— start —
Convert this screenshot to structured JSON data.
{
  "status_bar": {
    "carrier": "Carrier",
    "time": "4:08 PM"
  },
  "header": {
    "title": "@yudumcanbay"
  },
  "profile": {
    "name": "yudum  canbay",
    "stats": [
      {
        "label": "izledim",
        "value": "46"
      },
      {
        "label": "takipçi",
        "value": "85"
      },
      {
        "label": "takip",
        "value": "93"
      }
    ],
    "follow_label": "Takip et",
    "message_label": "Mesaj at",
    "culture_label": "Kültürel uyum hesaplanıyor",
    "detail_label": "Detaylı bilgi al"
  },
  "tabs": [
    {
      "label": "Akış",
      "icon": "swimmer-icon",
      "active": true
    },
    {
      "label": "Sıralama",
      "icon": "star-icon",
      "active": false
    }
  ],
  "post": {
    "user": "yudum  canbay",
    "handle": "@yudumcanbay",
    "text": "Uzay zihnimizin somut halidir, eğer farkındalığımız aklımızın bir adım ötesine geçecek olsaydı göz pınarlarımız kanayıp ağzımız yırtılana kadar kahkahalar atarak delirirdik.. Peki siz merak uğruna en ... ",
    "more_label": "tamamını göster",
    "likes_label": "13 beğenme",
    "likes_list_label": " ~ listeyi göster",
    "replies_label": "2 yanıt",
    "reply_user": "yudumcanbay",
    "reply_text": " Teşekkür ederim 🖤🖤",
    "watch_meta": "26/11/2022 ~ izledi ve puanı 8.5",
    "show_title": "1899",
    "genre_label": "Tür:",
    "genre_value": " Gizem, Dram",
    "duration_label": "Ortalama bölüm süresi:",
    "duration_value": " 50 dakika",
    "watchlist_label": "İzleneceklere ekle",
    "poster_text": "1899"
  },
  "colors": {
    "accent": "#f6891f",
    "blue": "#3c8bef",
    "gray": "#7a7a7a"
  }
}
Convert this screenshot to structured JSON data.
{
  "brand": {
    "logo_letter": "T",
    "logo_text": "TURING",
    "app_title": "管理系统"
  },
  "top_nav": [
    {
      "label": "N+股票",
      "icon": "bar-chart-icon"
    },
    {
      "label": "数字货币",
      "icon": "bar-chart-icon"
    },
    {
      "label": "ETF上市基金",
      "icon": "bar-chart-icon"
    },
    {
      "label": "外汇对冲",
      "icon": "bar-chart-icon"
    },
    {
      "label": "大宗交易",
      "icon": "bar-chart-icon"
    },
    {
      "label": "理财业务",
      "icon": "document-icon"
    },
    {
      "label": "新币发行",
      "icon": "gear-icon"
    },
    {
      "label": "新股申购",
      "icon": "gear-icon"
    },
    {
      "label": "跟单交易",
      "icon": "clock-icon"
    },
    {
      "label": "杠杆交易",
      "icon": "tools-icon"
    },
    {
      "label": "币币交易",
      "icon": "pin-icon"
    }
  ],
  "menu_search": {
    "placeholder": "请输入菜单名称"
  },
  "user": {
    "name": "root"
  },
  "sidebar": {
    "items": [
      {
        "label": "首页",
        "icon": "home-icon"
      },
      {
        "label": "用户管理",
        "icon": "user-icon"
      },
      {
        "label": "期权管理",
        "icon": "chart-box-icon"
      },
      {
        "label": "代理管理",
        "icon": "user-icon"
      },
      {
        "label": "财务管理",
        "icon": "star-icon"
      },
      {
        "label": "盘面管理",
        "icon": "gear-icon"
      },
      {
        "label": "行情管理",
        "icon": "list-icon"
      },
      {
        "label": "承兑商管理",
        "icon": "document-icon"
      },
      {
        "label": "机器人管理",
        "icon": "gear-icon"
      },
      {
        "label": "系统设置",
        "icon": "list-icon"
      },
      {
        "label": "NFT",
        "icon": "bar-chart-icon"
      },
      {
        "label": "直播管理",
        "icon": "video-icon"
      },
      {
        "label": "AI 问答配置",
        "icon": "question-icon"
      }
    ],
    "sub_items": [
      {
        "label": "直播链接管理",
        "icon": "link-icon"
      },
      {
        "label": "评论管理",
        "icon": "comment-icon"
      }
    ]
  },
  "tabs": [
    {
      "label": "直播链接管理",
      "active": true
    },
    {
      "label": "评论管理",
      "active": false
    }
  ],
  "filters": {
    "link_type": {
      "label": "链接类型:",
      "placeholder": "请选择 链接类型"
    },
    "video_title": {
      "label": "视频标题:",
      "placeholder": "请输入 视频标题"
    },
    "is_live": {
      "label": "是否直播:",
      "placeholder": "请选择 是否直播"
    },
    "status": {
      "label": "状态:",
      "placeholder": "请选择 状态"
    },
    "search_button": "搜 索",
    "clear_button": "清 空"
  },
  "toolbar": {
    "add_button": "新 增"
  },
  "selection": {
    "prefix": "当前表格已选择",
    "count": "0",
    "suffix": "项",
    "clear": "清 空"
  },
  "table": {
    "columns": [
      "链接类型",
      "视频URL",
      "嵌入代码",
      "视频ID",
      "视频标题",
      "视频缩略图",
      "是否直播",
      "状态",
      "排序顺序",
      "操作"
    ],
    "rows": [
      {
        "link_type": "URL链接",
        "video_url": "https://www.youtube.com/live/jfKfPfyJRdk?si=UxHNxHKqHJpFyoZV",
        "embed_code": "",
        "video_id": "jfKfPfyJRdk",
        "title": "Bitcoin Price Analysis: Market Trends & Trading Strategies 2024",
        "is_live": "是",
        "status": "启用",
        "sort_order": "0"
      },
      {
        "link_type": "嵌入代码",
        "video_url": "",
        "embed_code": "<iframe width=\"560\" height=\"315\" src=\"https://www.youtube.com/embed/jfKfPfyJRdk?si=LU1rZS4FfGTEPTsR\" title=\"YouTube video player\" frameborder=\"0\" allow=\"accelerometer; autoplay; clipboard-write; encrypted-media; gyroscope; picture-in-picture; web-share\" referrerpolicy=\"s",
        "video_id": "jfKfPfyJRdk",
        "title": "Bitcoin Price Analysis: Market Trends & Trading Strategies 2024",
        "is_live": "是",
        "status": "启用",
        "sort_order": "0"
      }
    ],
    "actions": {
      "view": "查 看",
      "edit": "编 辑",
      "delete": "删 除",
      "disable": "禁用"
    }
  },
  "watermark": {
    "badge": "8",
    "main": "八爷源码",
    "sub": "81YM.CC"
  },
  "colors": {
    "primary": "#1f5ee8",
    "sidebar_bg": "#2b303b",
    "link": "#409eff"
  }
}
— end —
From the data above, copy each line that holds "yudumcanbay".

→ EXERCISE RESULT
    "title": "@yudumcanbay"
    "handle": "@yudumcanbay",
    "reply_user": "yudumcanbay",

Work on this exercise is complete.